# START OF Data records

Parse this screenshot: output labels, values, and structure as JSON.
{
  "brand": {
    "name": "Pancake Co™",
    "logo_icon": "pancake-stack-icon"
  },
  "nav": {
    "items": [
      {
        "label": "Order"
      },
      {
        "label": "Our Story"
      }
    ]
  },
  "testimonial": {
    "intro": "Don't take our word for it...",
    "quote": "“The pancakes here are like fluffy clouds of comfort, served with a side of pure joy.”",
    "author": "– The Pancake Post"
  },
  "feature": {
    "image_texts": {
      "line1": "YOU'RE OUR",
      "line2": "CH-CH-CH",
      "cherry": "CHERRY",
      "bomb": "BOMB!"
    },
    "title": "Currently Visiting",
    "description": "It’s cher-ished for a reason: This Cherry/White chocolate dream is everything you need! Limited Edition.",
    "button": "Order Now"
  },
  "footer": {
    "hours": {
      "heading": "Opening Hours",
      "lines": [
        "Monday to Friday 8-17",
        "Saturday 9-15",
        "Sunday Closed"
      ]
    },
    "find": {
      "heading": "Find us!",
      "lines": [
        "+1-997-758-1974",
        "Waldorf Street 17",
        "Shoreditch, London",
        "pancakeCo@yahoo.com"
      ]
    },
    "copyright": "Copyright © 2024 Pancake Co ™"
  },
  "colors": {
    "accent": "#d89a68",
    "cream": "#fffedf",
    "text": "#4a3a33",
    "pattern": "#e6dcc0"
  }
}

# END OF Data records

Set down the entries verbatim, leaving none out.

Parse this screenshot: output labels, values, and structure as JSON.
{
  "brand": {
    "name": "Pancake Co™",
    "logo_icon": "pancake-stack-icon"
  },
  "nav": {
    "items": [
      {
        "label": "Order"
      },
      {
        "label": "Our Story"
      }
    ]
  },
  "testimonial": {
    "intro": "Don't take our word for it...",
    "quote": "“The pancakes here are like fluffy clouds of comfort, served with a side of pure joy.”",
    "author": "– The Pancake Post"
  },
  "feature": {
    "image_texts": {
      "line1": "YOU'RE OUR",
      "line2": "CH-CH-CH",
      "cherry": "CHERRY",
      "bomb": "BOMB!"
    },
    "title": "Currently Visiting",
    "description": "It’s cher-ished for a reason: This Cherry/White chocolate dream is everything you need! Limited Edition.",
    "button": "Order Now"
  },
  "footer": {
    "hours": {
      "heading": "Opening Hours",
      "lines": [
        "Monday to Friday 8-17",
        "Saturday 9-15",
        "Sunday Closed"
      ]
    },
    "find": {
      "heading": "Find us!",
      "lines": [
        "+1-997-758-1974",
        "Waldorf Street 17",
        "Shoreditch, London",
        "pancakeCo@yahoo.com"
      ]
    },
    "copyright": "Copyright © 2024 Pancake Co ™"
  },
  "colors": {
    "accent": "#d89a68",
    "cream": "#fffedf",
    "text": "#4a3a33",
    "pattern": "#e6dcc0"
  }
}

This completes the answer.